■ Trecho extraído
════════════════════
(…)“Eu acho importante que os governos controlem os níveis
de imigração, porque, ainda que seja benéfica, se ela (imigração) acontece
rápido demais as pessoas ficam desorientadas, e isso gera uma reação política.
Isso aconteceu no Reino Unido com o Brexit (saída do país da União Europeia):
foram tantas pessoas se mudando para o Reino Unido em um período de tempo tão
curto, que muita gente nascida lá sentiu que estava perdendo o controle de seu
próprio país.”
Francis Fukuyama
Francis Fukuyama: 'O desprezo pelas elites é perigoso, toda
sociedade precisa delas'
Paula Molina Do Chile para a BBC News Mundo
18 maio 2019
Ele se tornou uma espécie de celebridade acadêmica quando
anunciou, há 30 anos, "o fim da história", como a ideia de que o
mundo havia encontrado sua forma mais razoável de organização social: a
democracia liberal acompanhada do livre mercado.
Mas os tempos mudaram. Hoje, Fukuyama vê com preocupação o
avanço da ultra direita, do nacionalismo e dos populismos, e aborda essas
questões em seu mais recente livro: Identidades: A Exigência de Dignidade e a
Política do Ressentimento.
Nesta entrevista concedida à BBC News Mundo (serviço em
espanhol da BBC) no Chile, o acadêmico explica como líderes autoritários ou que
se descrevem como apolíticos se conectaram melhor com as classes trabalhadoras
do que os movimentos de esquerda, e por que certos grupos tradicionalmente
dominantes, como os brancos nos Estados Unidos, hoje reivindicam uma condição
de "vítimas".
BBC News - Em O Fim da História (ensaio publicado em 1989 e
que virou livro em 1992), o sr. dizia que a democracia liberal, acompanhada
pelo livre mercado, era a única opção política razoável e foi considerado um
forte defensor deles. Como sua perspectiva política mudou nos últimos anos?
════════════════════
■ Dados armazenados
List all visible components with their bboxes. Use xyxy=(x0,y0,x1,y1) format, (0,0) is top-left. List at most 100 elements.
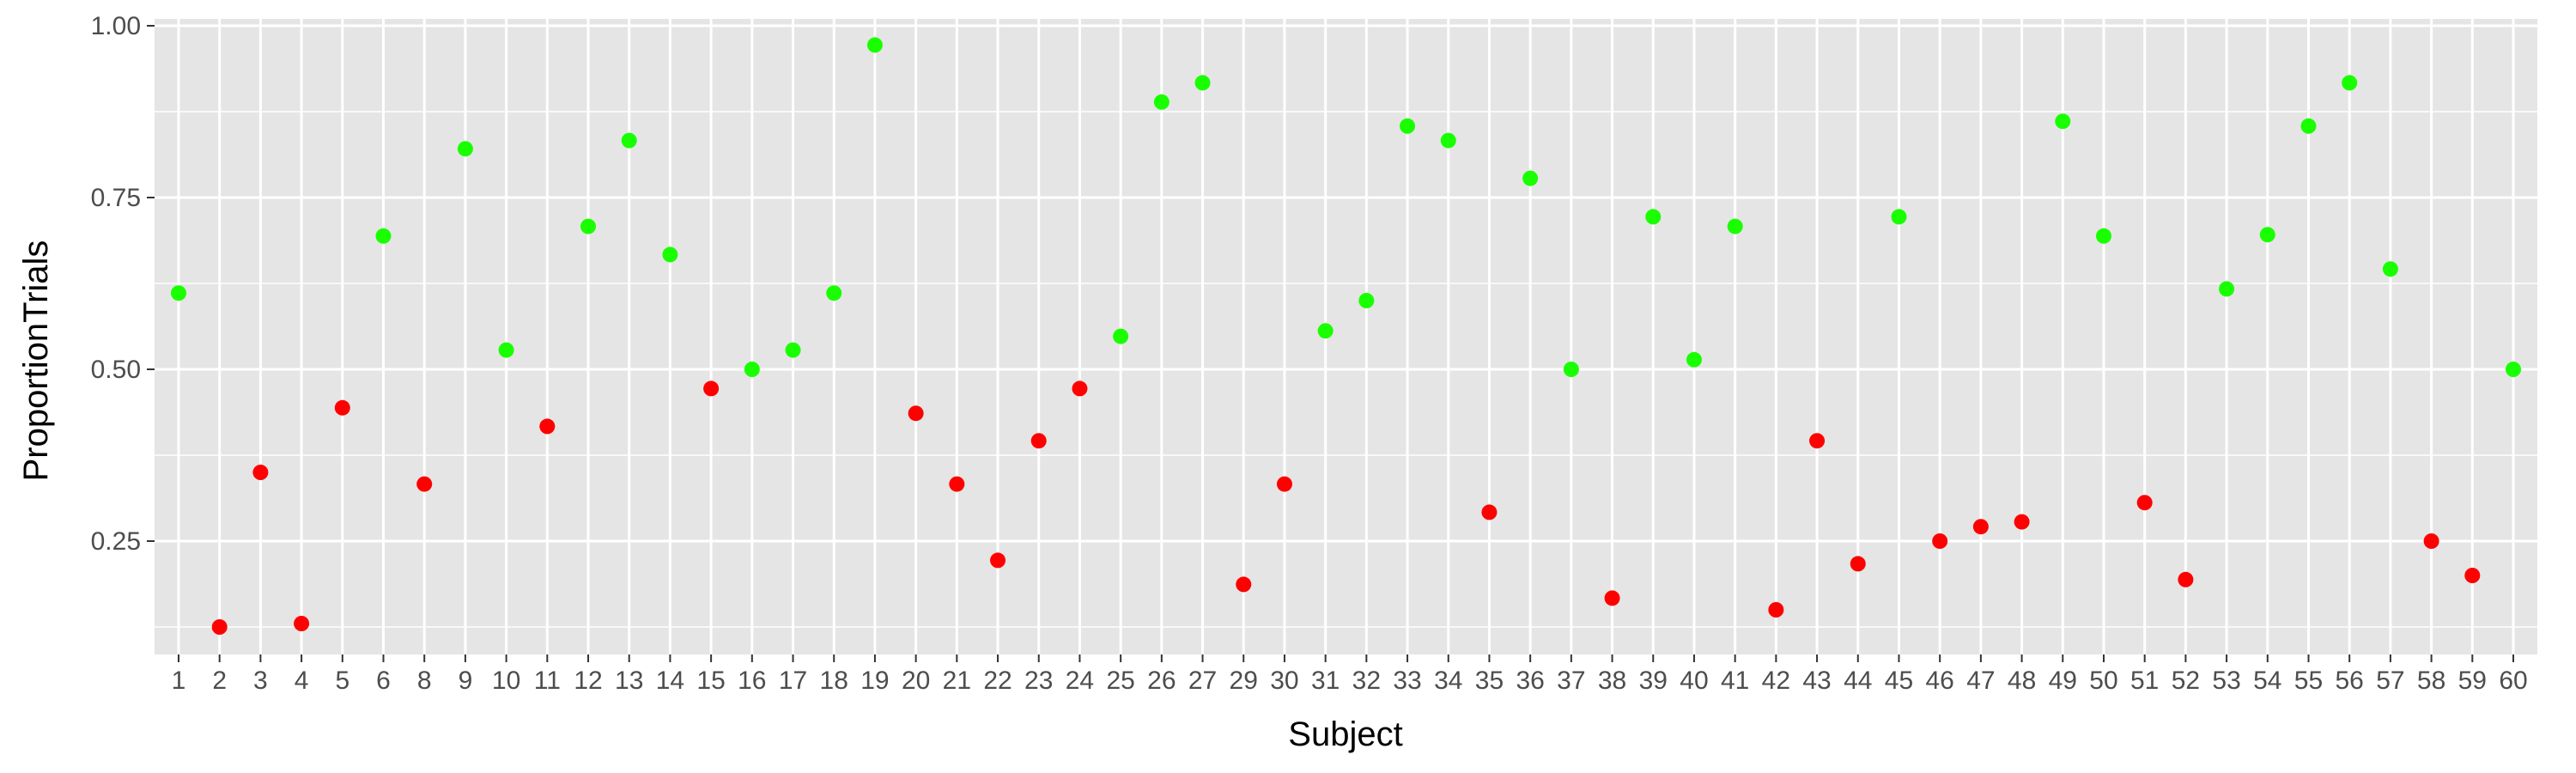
════════════════════
■ Objetivo do exercício
Diga se cada afirmação concorda com a entrevista, respondendo sim ou não e citando literalmente as palavras que decidem a questão.
1. Fukuyama anunciou "o fim da história" há 30 anos.
2. O ensaio O Fim da História foi lançado em livro em 1989.
3. A entrevista foi concedida à BBC News Mundo nos Estados Unidos.
Baseie-se somente na entrevista, e não na listagem.

■ A solução
1. Sim: “anunciou, há 30 anos, "o fim da história"”.
2. Não: “ensaio publicado em 1989 e que virou livro em 1992”.
3. Não: “Nesta entrevista concedida à BBC News Mundo (serviço em espanhol da BBC) no Chile”.